*** Material shown Section Begins ***

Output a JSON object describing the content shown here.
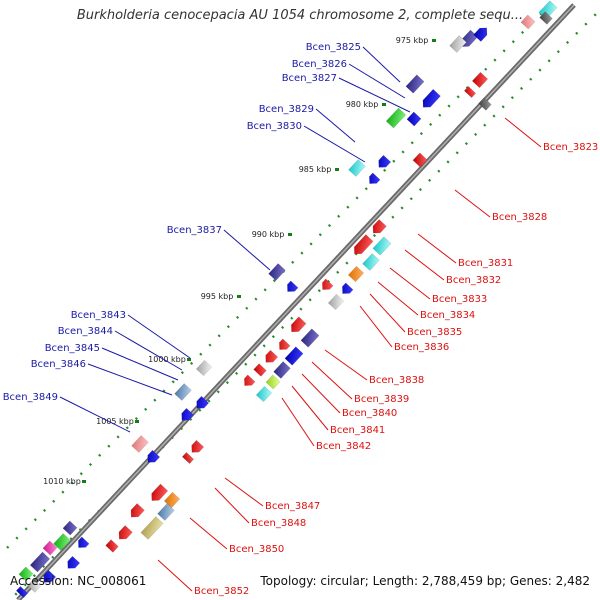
{
  "title": "Burkholderia cenocepacia AU 1054 chromosome 2, complete sequ...",
  "footer": {
    "accession": "Accession: NC_008061",
    "summary": "Topology: circular; Length: 2,788,459 bp; Genes: 2,482"
  },
  "ticks": [
    "975 kbp",
    "980 kbp",
    "985 kbp",
    "990 kbp",
    "995 kbp",
    "1000 kbp",
    "1005 kbp",
    "1010 kbp"
  ],
  "genes_left": [
    "Bcen_3825",
    "Bcen_3826",
    "Bcen_3827",
    "Bcen_3829",
    "Bcen_3830",
    "Bcen_3837",
    "Bcen_3843",
    "Bcen_3844",
    "Bcen_3845",
    "Bcen_3846",
    "Bcen_3849"
  ],
  "genes_right": [
    "Bcen_3823",
    "Bcen_3828",
    "Bcen_3831",
    "Bcen_3832",
    "Bcen_3833",
    "Bcen_3834",
    "Bcen_3835",
    "Bcen_3836",
    "Bcen_3838",
    "Bcen_3839",
    "Bcen_3840",
    "Bcen_3841",
    "Bcen_3842",
    "Bcen_3847",
    "Bcen_3848",
    "Bcen_3850",
    "Bcen_3852"
  ],
  "colors": {
    "left_label": "#1a1aa6",
    "right_label": "#dd1111",
    "backbone": "#8c8c8c",
    "dots": "#2a8a2a"
  }
}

*** Material shown Section Ends ***

Problem requirements:
For this exercise, give the listing again exactly as written, with the pictures omitted.

Result of this task:
Output a JSON object describing the content shown here.
{
  "title": "Burkholderia cenocepacia AU 1054 chromosome 2, complete sequ...",
  "footer": {
    "accession": "Accession: NC_008061",
    "summary": "Topology: circular; Length: 2,788,459 bp; Genes: 2,482"
  },
  "ticks": [
    "975 kbp",
    "980 kbp",
    "985 kbp",
    "990 kbp",
    "995 kbp",
    "1000 kbp",
    "1005 kbp",
    "1010 kbp"
  ],
  "genes_left": [
    "Bcen_3825",
    "Bcen_3826",
    "Bcen_3827",
    "Bcen_3829",
    "Bcen_3830",
    "Bcen_3837",
    "Bcen_3843",
    "Bcen_3844",
    "Bcen_3845",
    "Bcen_3846",
    "Bcen_3849"
  ],
  "genes_right": [
    "Bcen_3823",
    "Bcen_3828",
    "Bcen_3831",
    "Bcen_3832",
    "Bcen_3833",
    "Bcen_3834",
    "Bcen_3835",
    "Bcen_3836",
    "Bcen_3838",
    "Bcen_3839",
    "Bcen_3840",
    "Bcen_3841",
    "Bcen_3842",
    "Bcen_3847",
    "Bcen_3848",
    "Bcen_3850",
    "Bcen_3852"
  ],
  "colors": {
    "left_label": "#1a1aa6",
    "right_label": "#dd1111",
    "backbone": "#8c8c8c",
    "dots": "#2a8a2a"
  }
}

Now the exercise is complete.